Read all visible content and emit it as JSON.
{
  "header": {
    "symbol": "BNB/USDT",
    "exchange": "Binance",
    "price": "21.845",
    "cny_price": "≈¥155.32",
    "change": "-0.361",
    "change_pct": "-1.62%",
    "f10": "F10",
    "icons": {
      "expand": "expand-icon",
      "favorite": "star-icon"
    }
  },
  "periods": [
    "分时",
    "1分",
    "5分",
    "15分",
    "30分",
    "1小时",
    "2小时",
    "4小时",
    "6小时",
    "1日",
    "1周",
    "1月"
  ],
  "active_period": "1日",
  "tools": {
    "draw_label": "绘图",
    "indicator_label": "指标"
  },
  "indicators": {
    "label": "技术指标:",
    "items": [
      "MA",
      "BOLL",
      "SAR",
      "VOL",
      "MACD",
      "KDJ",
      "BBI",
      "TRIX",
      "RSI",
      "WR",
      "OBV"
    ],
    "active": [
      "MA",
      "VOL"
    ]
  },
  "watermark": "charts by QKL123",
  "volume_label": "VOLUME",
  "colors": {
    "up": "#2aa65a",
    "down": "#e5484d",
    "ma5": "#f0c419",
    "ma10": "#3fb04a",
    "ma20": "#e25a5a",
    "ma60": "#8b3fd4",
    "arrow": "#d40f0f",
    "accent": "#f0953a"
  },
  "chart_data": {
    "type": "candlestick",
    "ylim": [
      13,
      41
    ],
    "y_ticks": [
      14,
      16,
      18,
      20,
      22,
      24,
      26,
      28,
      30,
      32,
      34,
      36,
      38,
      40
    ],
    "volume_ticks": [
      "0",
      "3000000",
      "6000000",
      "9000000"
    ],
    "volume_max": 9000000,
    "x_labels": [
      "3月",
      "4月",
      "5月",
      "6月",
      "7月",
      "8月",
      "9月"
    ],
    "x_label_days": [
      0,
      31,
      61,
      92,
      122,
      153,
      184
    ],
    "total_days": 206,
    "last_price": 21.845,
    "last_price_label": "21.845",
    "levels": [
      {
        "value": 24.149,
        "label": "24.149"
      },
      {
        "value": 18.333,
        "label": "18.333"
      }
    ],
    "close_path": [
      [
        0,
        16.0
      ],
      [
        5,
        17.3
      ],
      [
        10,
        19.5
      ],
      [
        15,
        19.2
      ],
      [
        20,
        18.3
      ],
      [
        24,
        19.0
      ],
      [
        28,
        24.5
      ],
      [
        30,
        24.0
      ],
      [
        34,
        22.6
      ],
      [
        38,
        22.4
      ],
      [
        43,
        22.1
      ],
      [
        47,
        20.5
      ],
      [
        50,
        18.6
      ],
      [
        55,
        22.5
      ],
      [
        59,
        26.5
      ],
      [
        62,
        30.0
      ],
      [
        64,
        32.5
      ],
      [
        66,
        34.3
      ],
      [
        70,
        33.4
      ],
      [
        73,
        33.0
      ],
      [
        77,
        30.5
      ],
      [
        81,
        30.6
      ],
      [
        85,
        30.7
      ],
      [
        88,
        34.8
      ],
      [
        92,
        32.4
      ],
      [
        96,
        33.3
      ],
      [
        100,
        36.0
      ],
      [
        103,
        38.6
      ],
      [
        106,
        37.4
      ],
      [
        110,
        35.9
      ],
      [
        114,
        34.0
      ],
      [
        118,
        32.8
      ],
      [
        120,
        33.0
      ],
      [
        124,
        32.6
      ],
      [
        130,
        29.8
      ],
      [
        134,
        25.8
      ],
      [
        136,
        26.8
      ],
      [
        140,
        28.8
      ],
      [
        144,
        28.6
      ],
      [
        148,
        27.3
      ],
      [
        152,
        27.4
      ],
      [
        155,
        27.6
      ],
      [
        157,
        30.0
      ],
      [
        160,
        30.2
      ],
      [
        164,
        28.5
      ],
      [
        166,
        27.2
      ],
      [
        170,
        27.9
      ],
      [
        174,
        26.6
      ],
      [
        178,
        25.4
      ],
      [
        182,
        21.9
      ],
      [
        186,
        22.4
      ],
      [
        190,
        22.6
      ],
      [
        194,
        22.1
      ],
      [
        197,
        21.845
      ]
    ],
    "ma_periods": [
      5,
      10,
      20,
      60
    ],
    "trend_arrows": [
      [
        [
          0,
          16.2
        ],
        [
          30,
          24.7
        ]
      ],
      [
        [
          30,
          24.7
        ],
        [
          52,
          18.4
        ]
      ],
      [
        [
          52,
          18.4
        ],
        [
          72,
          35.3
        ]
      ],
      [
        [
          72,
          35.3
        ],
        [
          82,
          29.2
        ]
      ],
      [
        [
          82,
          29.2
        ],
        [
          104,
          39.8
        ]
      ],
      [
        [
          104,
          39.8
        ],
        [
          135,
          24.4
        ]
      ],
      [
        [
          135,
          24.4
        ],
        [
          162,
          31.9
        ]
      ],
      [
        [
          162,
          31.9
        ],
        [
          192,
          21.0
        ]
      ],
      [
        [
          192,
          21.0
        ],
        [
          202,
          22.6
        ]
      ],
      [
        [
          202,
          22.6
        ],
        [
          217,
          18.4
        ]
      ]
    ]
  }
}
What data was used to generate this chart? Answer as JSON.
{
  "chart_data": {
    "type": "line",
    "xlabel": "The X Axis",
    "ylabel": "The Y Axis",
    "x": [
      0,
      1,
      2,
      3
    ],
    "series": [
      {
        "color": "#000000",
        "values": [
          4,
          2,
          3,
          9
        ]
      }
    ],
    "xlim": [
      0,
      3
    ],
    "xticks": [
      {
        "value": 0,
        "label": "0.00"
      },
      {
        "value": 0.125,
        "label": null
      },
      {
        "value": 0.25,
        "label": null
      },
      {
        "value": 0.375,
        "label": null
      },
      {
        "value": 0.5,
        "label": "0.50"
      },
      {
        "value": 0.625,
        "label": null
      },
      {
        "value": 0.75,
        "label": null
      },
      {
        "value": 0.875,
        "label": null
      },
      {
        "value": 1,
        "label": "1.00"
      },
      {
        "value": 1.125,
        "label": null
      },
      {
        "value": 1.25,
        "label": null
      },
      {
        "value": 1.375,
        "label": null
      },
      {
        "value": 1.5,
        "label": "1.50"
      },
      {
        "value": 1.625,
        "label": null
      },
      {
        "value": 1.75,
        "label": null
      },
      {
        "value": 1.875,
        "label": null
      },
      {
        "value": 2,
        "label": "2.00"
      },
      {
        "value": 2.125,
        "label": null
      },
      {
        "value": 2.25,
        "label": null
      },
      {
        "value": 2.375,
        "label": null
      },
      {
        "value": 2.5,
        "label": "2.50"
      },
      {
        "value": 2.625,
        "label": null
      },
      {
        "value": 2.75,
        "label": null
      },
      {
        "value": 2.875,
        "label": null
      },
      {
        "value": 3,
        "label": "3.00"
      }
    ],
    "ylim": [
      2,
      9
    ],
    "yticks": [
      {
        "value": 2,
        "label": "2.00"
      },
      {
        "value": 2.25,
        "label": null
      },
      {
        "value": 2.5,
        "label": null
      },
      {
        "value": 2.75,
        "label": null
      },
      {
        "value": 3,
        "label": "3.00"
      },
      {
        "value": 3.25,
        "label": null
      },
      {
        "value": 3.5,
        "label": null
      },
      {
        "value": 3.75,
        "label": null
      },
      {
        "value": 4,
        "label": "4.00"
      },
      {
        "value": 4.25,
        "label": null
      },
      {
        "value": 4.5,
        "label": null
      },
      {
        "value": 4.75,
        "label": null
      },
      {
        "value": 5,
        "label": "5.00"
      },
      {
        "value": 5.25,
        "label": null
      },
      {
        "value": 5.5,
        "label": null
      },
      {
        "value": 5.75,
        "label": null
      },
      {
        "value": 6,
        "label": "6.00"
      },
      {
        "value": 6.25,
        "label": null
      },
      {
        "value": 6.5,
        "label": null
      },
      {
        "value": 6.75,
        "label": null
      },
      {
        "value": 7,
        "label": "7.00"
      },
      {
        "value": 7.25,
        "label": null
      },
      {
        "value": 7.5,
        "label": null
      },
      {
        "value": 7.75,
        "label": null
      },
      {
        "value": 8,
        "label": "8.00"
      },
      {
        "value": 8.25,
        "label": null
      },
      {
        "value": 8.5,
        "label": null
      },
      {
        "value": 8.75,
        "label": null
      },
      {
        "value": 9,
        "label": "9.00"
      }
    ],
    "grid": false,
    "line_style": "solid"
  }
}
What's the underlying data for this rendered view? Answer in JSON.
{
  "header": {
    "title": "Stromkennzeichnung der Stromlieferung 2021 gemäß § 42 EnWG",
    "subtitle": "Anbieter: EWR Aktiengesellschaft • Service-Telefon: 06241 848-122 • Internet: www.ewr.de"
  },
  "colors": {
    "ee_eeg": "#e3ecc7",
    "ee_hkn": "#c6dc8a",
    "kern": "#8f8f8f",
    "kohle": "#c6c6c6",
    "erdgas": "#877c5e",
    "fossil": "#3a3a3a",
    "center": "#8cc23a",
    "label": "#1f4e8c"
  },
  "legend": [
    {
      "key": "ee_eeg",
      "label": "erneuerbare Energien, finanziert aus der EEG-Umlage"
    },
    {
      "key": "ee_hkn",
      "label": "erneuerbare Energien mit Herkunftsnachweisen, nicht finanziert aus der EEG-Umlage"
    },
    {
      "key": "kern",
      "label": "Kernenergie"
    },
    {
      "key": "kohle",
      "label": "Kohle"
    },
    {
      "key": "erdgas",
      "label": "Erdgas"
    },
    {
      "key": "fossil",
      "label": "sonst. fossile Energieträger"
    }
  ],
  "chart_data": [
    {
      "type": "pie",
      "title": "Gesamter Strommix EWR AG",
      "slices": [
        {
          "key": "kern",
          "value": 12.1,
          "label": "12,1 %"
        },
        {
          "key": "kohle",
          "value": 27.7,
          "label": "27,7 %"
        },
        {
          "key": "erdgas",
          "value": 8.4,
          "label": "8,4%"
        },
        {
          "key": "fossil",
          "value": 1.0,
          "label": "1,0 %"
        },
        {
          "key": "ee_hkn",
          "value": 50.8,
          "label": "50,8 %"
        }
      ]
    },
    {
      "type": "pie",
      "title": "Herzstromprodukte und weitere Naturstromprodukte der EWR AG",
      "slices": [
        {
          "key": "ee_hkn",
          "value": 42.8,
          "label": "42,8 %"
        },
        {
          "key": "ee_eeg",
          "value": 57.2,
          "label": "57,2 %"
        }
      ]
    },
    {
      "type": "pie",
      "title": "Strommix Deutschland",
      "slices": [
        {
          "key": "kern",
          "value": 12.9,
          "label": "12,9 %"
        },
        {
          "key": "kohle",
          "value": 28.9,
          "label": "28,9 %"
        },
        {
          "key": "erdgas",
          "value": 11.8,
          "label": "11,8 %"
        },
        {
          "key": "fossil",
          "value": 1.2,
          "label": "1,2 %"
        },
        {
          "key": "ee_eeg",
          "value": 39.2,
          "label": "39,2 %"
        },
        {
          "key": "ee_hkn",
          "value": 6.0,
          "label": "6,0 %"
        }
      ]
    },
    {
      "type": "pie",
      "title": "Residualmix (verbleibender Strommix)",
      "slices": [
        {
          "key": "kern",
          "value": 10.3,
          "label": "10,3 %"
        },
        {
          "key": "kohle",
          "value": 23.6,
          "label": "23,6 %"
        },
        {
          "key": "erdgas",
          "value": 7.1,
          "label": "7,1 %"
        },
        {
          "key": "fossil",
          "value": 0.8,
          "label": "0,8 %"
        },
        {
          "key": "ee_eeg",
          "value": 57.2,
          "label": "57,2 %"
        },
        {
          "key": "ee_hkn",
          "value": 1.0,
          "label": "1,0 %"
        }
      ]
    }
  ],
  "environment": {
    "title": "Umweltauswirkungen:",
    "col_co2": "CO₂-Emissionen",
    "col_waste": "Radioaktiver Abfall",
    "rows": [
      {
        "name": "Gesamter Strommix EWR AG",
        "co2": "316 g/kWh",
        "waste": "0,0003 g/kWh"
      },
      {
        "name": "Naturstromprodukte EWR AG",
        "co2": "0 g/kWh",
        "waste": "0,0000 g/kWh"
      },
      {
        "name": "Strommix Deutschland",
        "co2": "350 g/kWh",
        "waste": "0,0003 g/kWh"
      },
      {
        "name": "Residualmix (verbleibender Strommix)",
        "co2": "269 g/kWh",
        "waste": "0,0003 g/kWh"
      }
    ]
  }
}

□ □ □ □ □

Set problem:
Some lines of the records may hold the word "this". How many do? Answer with a number and nothing else.

Answer:
2